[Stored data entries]
####
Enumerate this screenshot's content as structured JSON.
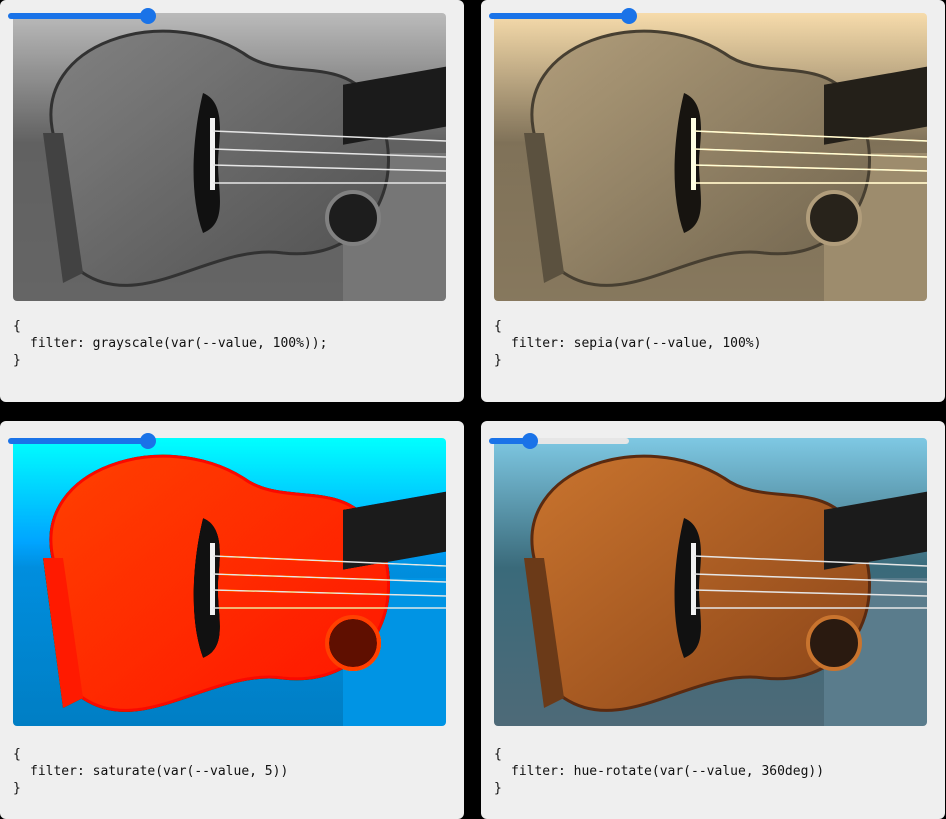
{
  "cards": [
    {
      "code_open": "{",
      "code_line": "filter: grayscale(var(--value, 100%));",
      "code_close": "}",
      "slider_value": 1.0
    },
    {
      "code_open": "{",
      "code_line": "filter: sepia(var(--value, 100%)",
      "code_close": "}",
      "slider_value": 1.0
    },
    {
      "code_open": "{",
      "code_line": "filter: saturate(var(--value, 5))",
      "code_close": "}",
      "slider_value": 1.0
    },
    {
      "code_open": "{",
      "code_line": "filter: hue-rotate(var(--value, 360deg))",
      "code_close": "}",
      "slider_value": 0.29
    }
  ],
  "colors": {
    "accent": "#1a73e8",
    "card_bg": "#efefef",
    "page_bg": "#000000"
  }
}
####
Repeat the material above in full and exactly, apart from the pictures.

### Complete output
Enumerate this screenshot's content as structured JSON.
{
  "cards": [
    {
      "code_open": "{",
      "code_line": "filter: grayscale(var(--value, 100%));",
      "code_close": "}",
      "slider_value": 1.0
    },
    {
      "code_open": "{",
      "code_line": "filter: sepia(var(--value, 100%)",
      "code_close": "}",
      "slider_value": 1.0
    },
    {
      "code_open": "{",
      "code_line": "filter: saturate(var(--value, 5))",
      "code_close": "}",
      "slider_value": 1.0
    },
    {
      "code_open": "{",
      "code_line": "filter: hue-rotate(var(--value, 360deg))",
      "code_close": "}",
      "slider_value": 0.29
    }
  ],
  "colors": {
    "accent": "#1a73e8",
    "card_bg": "#efefef",
    "page_bg": "#000000"
  }
}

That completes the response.